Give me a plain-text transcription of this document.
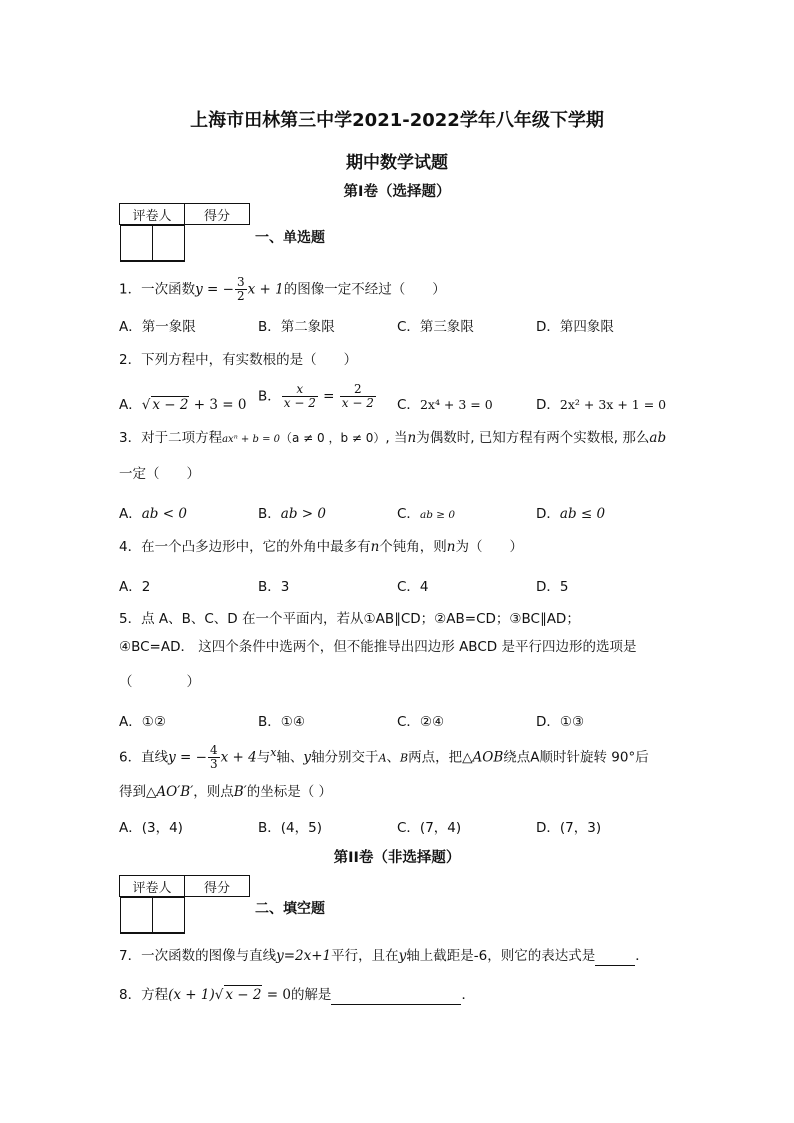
上海市田林第三中学2021-2022学年八年级下学期
期中数学试题
第I卷（选择题）
评卷人	得分

一、单选题
1．一次函数y = − $\frac{3}{2}$ x + 1的图像一定不经过（　　）
A．第一象限	B．第二象限	C．第三象限	D．第四象限
2．下列方程中，有实数根的是（　　）
A．√ x − 2 + 3 = 0
B． $\frac{x}{x - 2} = \frac{2}{x - 2}$ C．2x⁴ + 3 = 0	D．2x² + 3x + 1 = 0
3．对于二项方程axⁿ + b = 0（a ≠ 0 ，b ≠ 0）, 当n为偶数时, 已知方程有两个实数根, 那么ab
一定（　　）
A．ab < 0	B．ab > 0	C．ab ≥ 0	D．ab ≤ 0
4．在一个凸多边形中，它的外角中最多有n个钝角，则n为（　　）
A．2	B．3	C．4	D．5
5．点 A、B、C、D 在一个平面内，若从①AB∥CD；②AB=CD；③BC∥AD；
④BC=AD． 这四个条件中选两个，但不能推导出四边形 ABCD 是平行四边形的选项是
（　　　　）
A．①②	B．①④	C．②④	D．①③
6．直线y = − $\frac{4}{3}$ x + 4与$^x$轴、y轴分别交于A、B两点，把△AOB绕点A顺时针旋转 90°后
得到△AO′B′，则点B′的坐标是（ ）
A．(3，4)	B．(4，5)	C．(7，4)	D．(7，3)
第II卷（非选择题）
评卷人	得分

二、填空题
7．一次函数的图像与直线y=2x+1平行，且在y轴上截距是-6，则它的表达式是	．
8．方程(x + 1)√ x − 2 = 0的解是	．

=======

§ Given request: Restate the records above in full, word for word. Keep pictures out.

§ Exercise answer:
Give me a plain-text transcription of this document.
上海市田林第三中学2021-2022学年八年级下学期
期中数学试题
第I卷（选择题）
评卷人	得分

一、单选题
1．一次函数y = − $\frac{3}{2}$ x + 1的图像一定不经过（　　）
A．第一象限	B．第二象限	C．第三象限	D．第四象限
2．下列方程中，有实数根的是（　　）
A．√ x − 2 + 3 = 0
B． $\frac{x}{x - 2} = \frac{2}{x - 2}$ C．2x⁴ + 3 = 0	D．2x² + 3x + 1 = 0
3．对于二项方程axⁿ + b = 0（a ≠ 0 ，b ≠ 0）, 当n为偶数时, 已知方程有两个实数根, 那么ab
一定（　　）
A．ab < 0	B．ab > 0	C．ab ≥ 0	D．ab ≤ 0
4．在一个凸多边形中，它的外角中最多有n个钝角，则n为（　　）
A．2	B．3	C．4	D．5
5．点 A、B、C、D 在一个平面内，若从①AB∥CD；②AB=CD；③BC∥AD；
④BC=AD． 这四个条件中选两个，但不能推导出四边形 ABCD 是平行四边形的选项是
（　　　　）
A．①②	B．①④	C．②④	D．①③
6．直线y = − $\frac{4}{3}$ x + 4与$^x$轴、y轴分别交于A、B两点，把△AOB绕点A顺时针旋转 90°后
得到△AO′B′，则点B′的坐标是（ ）
A．(3，4)	B．(4，5)	C．(7，4)	D．(7，3)
第II卷（非选择题）
评卷人	得分

二、填空题
7．一次函数的图像与直线y=2x+1平行，且在y轴上截距是-6，则它的表达式是	．
8．方程(x + 1)√ x − 2 = 0的解是	．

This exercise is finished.